▸ **Instructions to follow**: Lift out all lines below that contain "RATE".

━━ Exercise materials ━━

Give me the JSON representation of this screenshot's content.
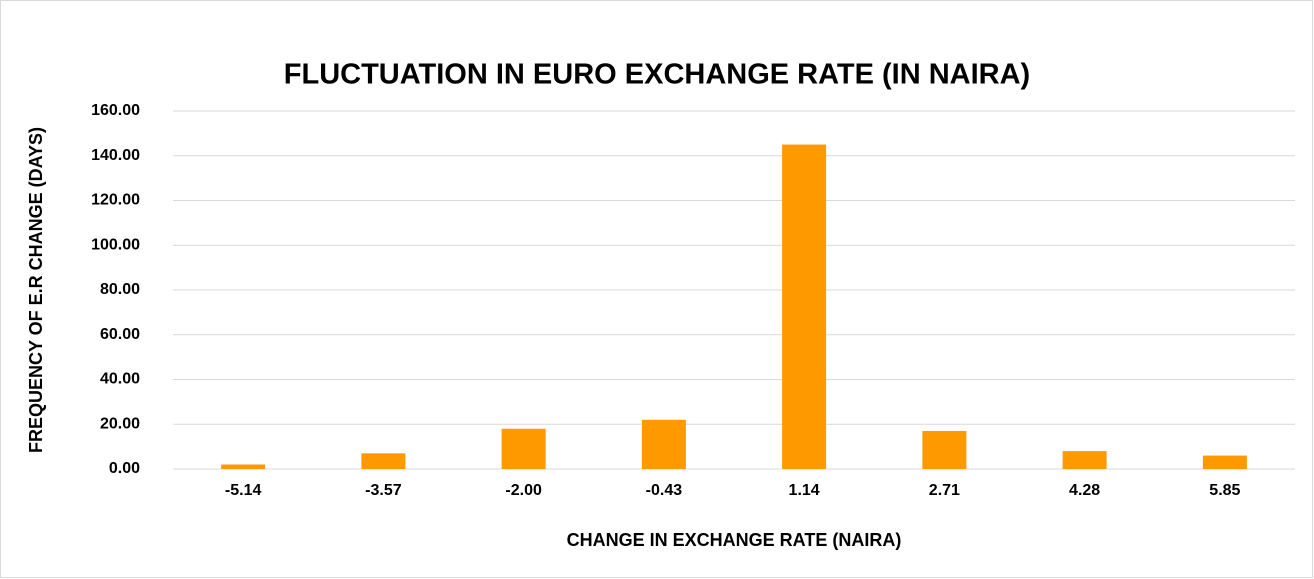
{
  "chart_data": {
    "type": "bar",
    "title": "FLUCTUATION IN EURO EXCHANGE RATE (IN NAIRA)",
    "x_label": "CHANGE IN EXCHANGE RATE (NAIRA)",
    "y_label": "FREQUENCY OF E.R CHANGE (DAYS)",
    "categories": [
      "-5.14",
      "-3.57",
      "-2.00",
      "-0.43",
      "1.14",
      "2.71",
      "4.28",
      "5.85"
    ],
    "values": [
      2,
      7,
      18,
      22,
      145,
      17,
      8,
      6
    ],
    "color": "#ff9900",
    "ylim": [
      0,
      160
    ],
    "yticks": [
      {
        "value": 0,
        "label": "0.00"
      },
      {
        "value": 20,
        "label": "20.00"
      },
      {
        "value": 40,
        "label": "40.00"
      },
      {
        "value": 60,
        "label": "60.00"
      },
      {
        "value": 80,
        "label": "80.00"
      },
      {
        "value": 100,
        "label": "100.00"
      },
      {
        "value": 120,
        "label": "120.00"
      },
      {
        "value": 140,
        "label": "140.00"
      },
      {
        "value": 160,
        "label": "160.00"
      }
    ],
    "grid": true
  }
}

━━━

▸ **Exercise output**:
    "title": "FLUCTUATION IN EURO EXCHANGE RATE (IN NAIRA)",
    "x_label": "CHANGE IN EXCHANGE RATE (NAIRA)",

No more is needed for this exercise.